**Task objective:** Would you transcribe all of the data exactly, down to the last character?

[Stored data]

..........

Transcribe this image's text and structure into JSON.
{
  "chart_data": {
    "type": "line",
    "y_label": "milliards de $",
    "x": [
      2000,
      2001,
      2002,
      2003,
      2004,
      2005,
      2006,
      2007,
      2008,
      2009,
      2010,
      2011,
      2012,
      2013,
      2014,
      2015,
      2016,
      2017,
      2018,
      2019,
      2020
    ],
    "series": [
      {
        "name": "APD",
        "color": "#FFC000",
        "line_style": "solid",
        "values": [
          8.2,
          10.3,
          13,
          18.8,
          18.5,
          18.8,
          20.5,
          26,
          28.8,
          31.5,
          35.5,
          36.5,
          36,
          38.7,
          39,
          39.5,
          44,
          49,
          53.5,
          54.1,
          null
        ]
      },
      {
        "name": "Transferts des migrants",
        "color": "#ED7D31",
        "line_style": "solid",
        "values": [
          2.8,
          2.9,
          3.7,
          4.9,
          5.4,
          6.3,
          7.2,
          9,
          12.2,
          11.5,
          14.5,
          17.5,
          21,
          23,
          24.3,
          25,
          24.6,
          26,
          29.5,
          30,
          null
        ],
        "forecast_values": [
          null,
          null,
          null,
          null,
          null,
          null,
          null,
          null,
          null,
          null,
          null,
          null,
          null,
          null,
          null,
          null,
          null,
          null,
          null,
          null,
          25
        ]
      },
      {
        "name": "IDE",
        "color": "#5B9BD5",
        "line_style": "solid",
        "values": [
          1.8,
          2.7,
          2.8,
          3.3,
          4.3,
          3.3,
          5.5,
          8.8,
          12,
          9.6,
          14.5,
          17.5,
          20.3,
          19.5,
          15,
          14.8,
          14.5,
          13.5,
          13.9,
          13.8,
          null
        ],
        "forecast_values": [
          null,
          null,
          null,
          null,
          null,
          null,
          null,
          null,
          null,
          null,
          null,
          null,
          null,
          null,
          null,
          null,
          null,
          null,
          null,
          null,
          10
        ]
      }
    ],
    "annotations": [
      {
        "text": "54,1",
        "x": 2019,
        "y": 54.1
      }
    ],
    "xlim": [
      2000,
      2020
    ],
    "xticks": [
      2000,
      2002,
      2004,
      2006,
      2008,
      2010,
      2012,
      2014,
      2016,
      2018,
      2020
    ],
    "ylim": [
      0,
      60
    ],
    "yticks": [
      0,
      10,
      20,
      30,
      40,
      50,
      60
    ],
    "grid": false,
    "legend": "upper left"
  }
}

..........

**Complete response:**
Transcribe this image's text and structure into JSON.
{
  "chart_data": {
    "type": "line",
    "y_label": "milliards de $",
    "x": [
      2000,
      2001,
      2002,
      2003,
      2004,
      2005,
      2006,
      2007,
      2008,
      2009,
      2010,
      2011,
      2012,
      2013,
      2014,
      2015,
      2016,
      2017,
      2018,
      2019,
      2020
    ],
    "series": [
      {
        "name": "APD",
        "color": "#FFC000",
        "line_style": "solid",
        "values": [
          8.2,
          10.3,
          13,
          18.8,
          18.5,
          18.8,
          20.5,
          26,
          28.8,
          31.5,
          35.5,
          36.5,
          36,
          38.7,
          39,
          39.5,
          44,
          49,
          53.5,
          54.1,
          null
        ]
      },
      {
        "name": "Transferts des migrants",
        "color": "#ED7D31",
        "line_style": "solid",
        "values": [
          2.8,
          2.9,
          3.7,
          4.9,
          5.4,
          6.3,
          7.2,
          9,
          12.2,
          11.5,
          14.5,
          17.5,
          21,
          23,
          24.3,
          25,
          24.6,
          26,
          29.5,
          30,
          null
        ],
        "forecast_values": [
          null,
          null,
          null,
          null,
          null,
          null,
          null,
          null,
          null,
          null,
          null,
          null,
          null,
          null,
          null,
          null,
          null,
          null,
          null,
          null,
          25
        ]
      },
      {
        "name": "IDE",
        "color": "#5B9BD5",
        "line_style": "solid",
        "values": [
          1.8,
          2.7,
          2.8,
          3.3,
          4.3,
          3.3,
          5.5,
          8.8,
          12,
          9.6,
          14.5,
          17.5,
          20.3,
          19.5,
          15,
          14.8,
          14.5,
          13.5,
          13.9,
          13.8,
          null
        ],
        "forecast_values": [
          null,
          null,
          null,
          null,
          null,
          null,
          null,
          null,
          null,
          null,
          null,
          null,
          null,
          null,
          null,
          null,
          null,
          null,
          null,
          null,
          10
        ]
      }
    ],
    "annotations": [
      {
        "text": "54,1",
        "x": 2019,
        "y": 54.1
      }
    ],
    "xlim": [
      2000,
      2020
    ],
    "xticks": [
      2000,
      2002,
      2004,
      2006,
      2008,
      2010,
      2012,
      2014,
      2016,
      2018,
      2020
    ],
    "ylim": [
      0,
      60
    ],
    "yticks": [
      0,
      10,
      20,
      30,
      40,
      50,
      60
    ],
    "grid": false,
    "legend": "upper left"
  }
}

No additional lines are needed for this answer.